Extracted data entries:

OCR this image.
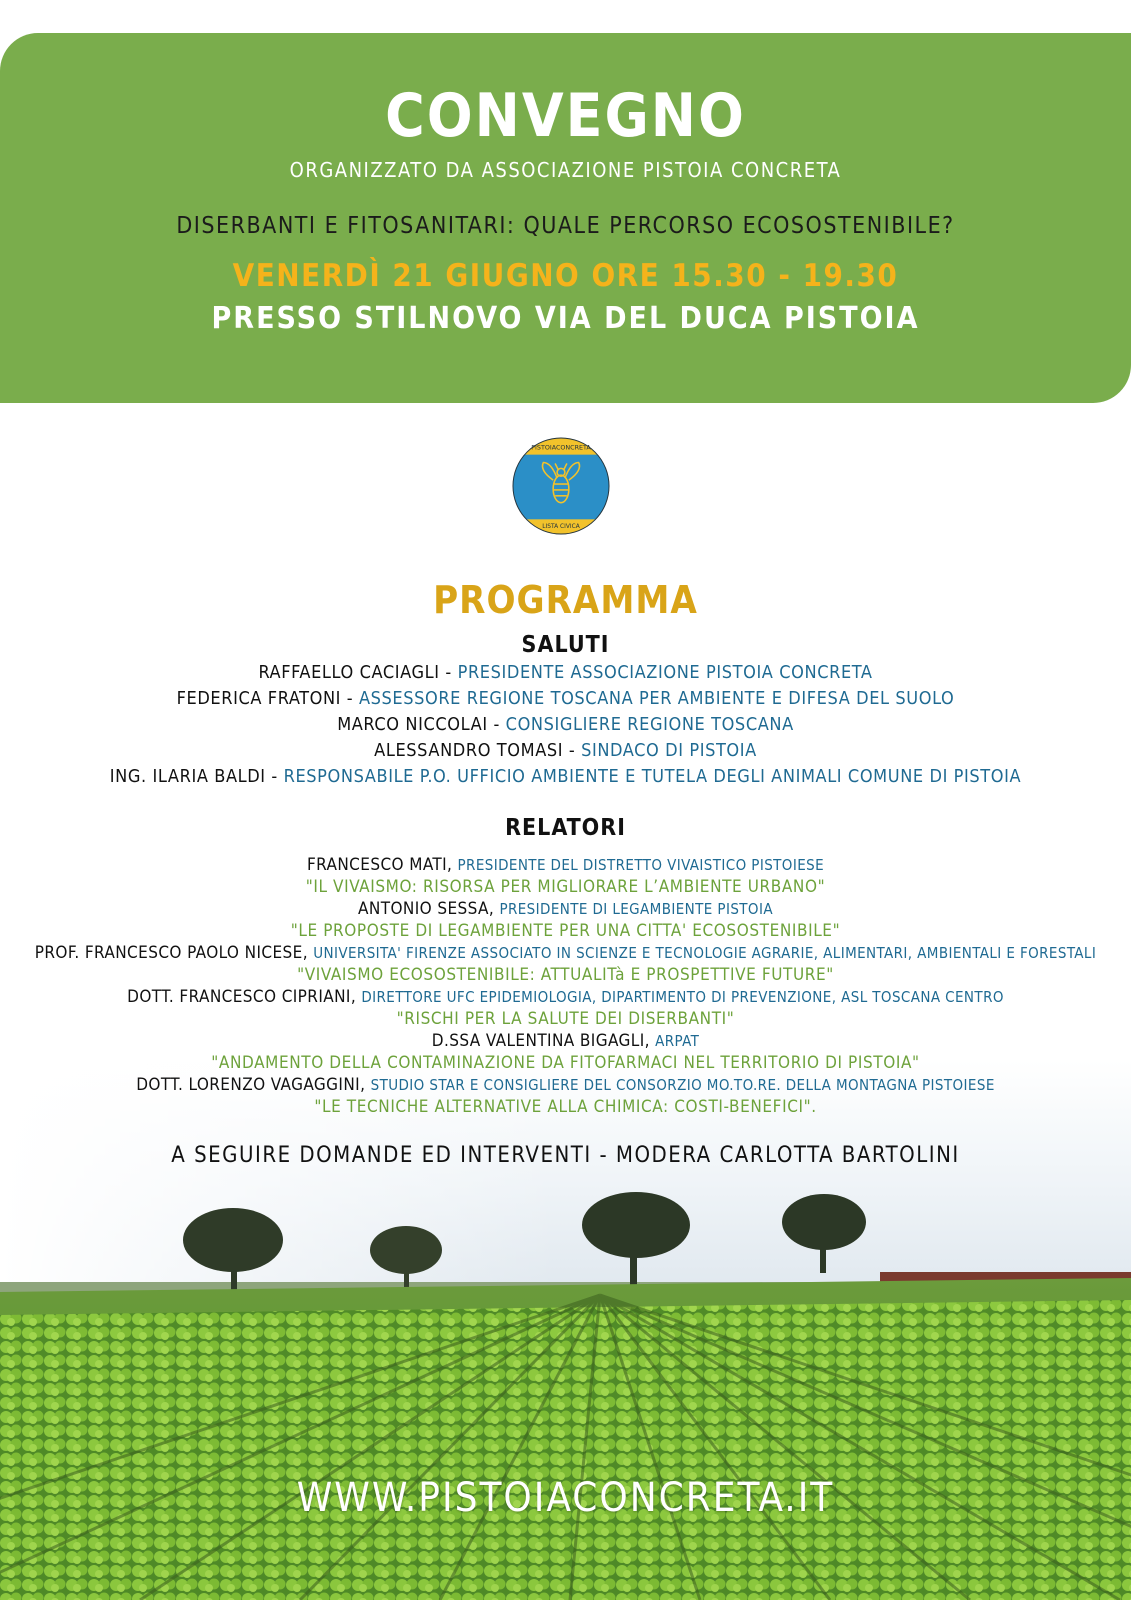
CONVEGNO
ORGANIZZATO DA ASSOCIAZIONE PISTOIA CONCRETA
DISERBANTI E FITOSANITARI: QUALE PERCORSO ECOSOSTENIBILE?
VENERDÌ 21 GIUGNO ORE 15.30 - 19.30
PRESSO STILNOVO VIA DEL DUCA PISTOIA
PISTOIACONCRETA
LISTA CIVICA
PROGRAMMA
SALUTI
RAFFAELLO CACIAGLI - PRESIDENTE ASSOCIAZIONE PISTOIA CONCRETA
FEDERICA FRATONI - ASSESSORE REGIONE TOSCANA PER AMBIENTE E DIFESA DEL SUOLO
MARCO NICCOLAI - CONSIGLIERE REGIONE TOSCANA
ALESSANDRO TOMASI - SINDACO DI PISTOIA
ING. ILARIA BALDI - RESPONSABILE P.O. UFFICIO AMBIENTE E TUTELA DEGLI ANIMALI COMUNE DI PISTOIA
RELATORI
FRANCESCO MATI, PRESIDENTE DEL DISTRETTO VIVAISTICO PISTOIESE
"IL VIVAISMO: RISORSA PER MIGLIORARE L’AMBIENTE URBANO"
ANTONIO SESSA, PRESIDENTE DI LEGAMBIENTE PISTOIA
"LE PROPOSTE DI LEGAMBIENTE PER UNA CITTA' ECOSOSTENIBILE"
PROF. FRANCESCO PAOLO NICESE, UNIVERSITA' FIRENZE ASSOCIATO IN SCIENZE E TECNOLOGIE AGRARIE, ALIMENTARI, AMBIENTALI E FORESTALI
"VIVAISMO ECOSOSTENIBILE: ATTUALITà E PROSPETTIVE FUTURE"
DOTT. FRANCESCO CIPRIANI, DIRETTORE UFC EPIDEMIOLOGIA, DIPARTIMENTO DI PREVENZIONE, ASL TOSCANA CENTRO
"RISCHI PER LA SALUTE DEI DISERBANTI"
D.SSA VALENTINA BIGAGLI, ARPAT
"ANDAMENTO DELLA CONTAMINAZIONE DA FITOFARMACI NEL TERRITORIO DI PISTOIA"
A SEGUIRE DOMANDE ED INTERVENTI - MODERA CARLOTTA BARTOLINI
DOTT. LORENZO VAGAGGINI, STUDIO STAR E CONSIGLIERE DEL CONSORZIO MO.TO.RE. DELLA MONTAGNA PISTOIESE
"LE TECNICHE ALTERNATIVE ALLA CHIMICA: COSTI-BENEFICI".
WWW.PISTOIACONCRETA.IT
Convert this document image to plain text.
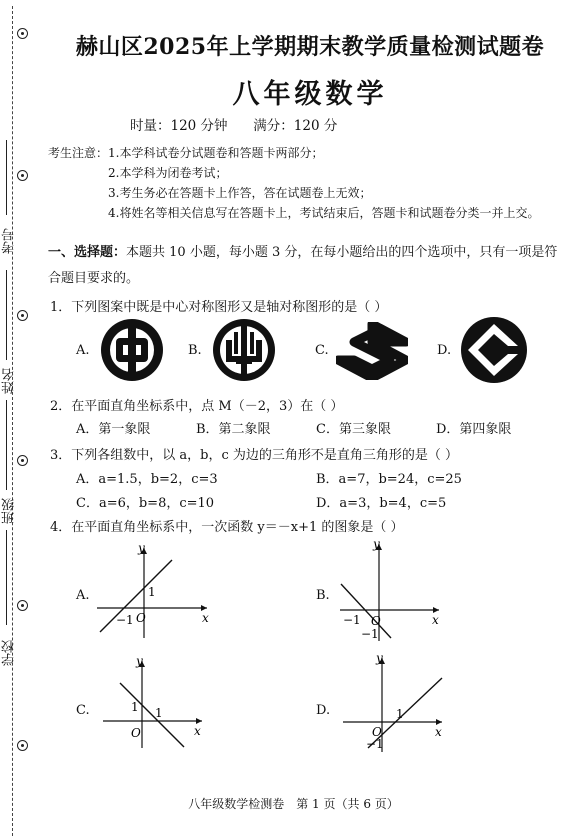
考号
姓名
班级
学校
赫山区2025年上学期期末教学质量检测试题卷
八年级数学
时量：120 分钟      满分：120 分
考生注意： 1.本学科试卷分试题卷和答题卡两部分；
2.本学科为闭卷考试；
3.考生务必在答题卡上作答，答在试题卷上无效；
4.将姓名等相关信息写在答题卡上，考试结束后，答题卡和试题卷分类一并上交。
一、选择题：本题共 10 小题，每小题 3 分，在每小题给出的四个选项中，只有一项是符合题目要求的。
1．下列图案中既是中心对称图形又是轴对称图形的是（ ）
A.	B.	C.	D.
2．在平面直角坐标系中，点 M（－2，3）在（ ）
A．第一象限	B．第二象限	C．第三象限	D．第四象限
3．下列各组数中，以 a，b，c 为边的三角形不是直角三角形的是（ ）
A．a=1.5，b=2，c=3	B．a=7，b=24，c=25
C．a=6，b=8，c=10	D．a=3，b=4，c=5
4．在平面直角坐标系中，一次函数 y＝－x+1 的图象是（ ）
A.	B.
C.	D.
x
y
O
1
−1	x
y
O
−1
−1
x
y
O
1 1
x
y
O
1
−1
八年级数学检测卷　第 1 页（共 6 页）
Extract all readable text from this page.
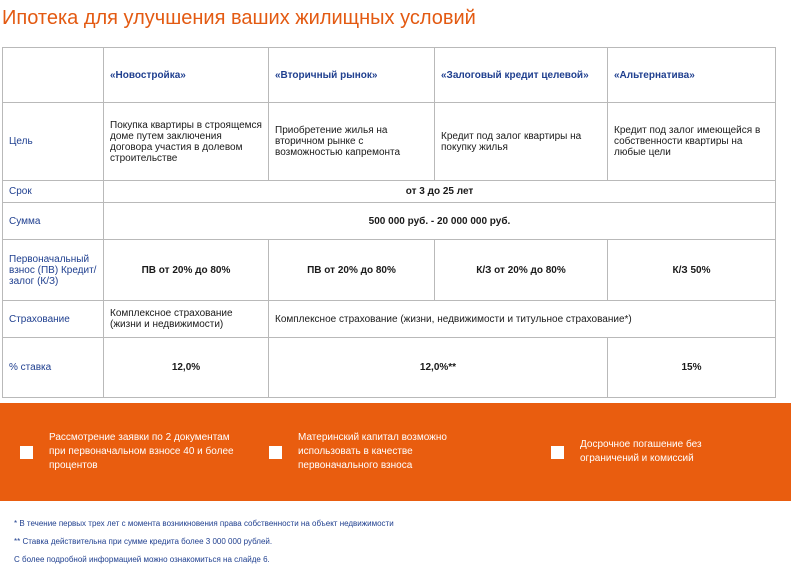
Ипотека для улучшения ваших жилищных условий
	«Новостройка»	«Вторичный рынок»	«Залоговый кредит целевой»	«Альтернатива»
Цель	Покупка квартиры в строящемся доме путем заключения договора участия в долевом строительстве	Приобретение жилья на вторичном рынке с возможностью капремонта	Кредит под залог квартиры на покупку жилья	Кредит под залог имеющейся в собственности квартиры на любые цели
Срок	от 3 до 25 лет			
Сумма	500 000 руб. - 20 000 000 руб.			
Первоначальный взнос (ПВ) Кредит/залог (К/З)	ПВ от 20% до 80%	ПВ от 20% до 80%	К/З от 20% до 80%	К/З 50%
Страхование	Комплексное страхование (жизни и недвижимости)	Комплексное страхование (жизни, недвижимости и титульное страхование*)		
% ставка	12,0%	12,0%**		15%
Рассмотрение заявки по 2 документам при первоначальном взносе 40 и более процентов
Материнский капитал возможно использовать в качестве первоначального взноса
Досрочное погашение без ограничений и комиссий

* В течение первых трех лет с момента возникновения права собственности на объект недвижимости

** Ставка действительна при сумме кредита более 3 000 000 рублей.

С более подробной информацией можно ознакомиться на слайде 6.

**Your task:** Select from the material above each line in which the string "более" appears, and list those lines.

**Completed exercise:**
Рассмотрение заявки по 2 документам при первоначальном взносе 40 и более процентов
** Ставка действительна при сумме кредита более 3 000 000 рублей.
С более подробной информацией можно ознакомиться на слайде 6.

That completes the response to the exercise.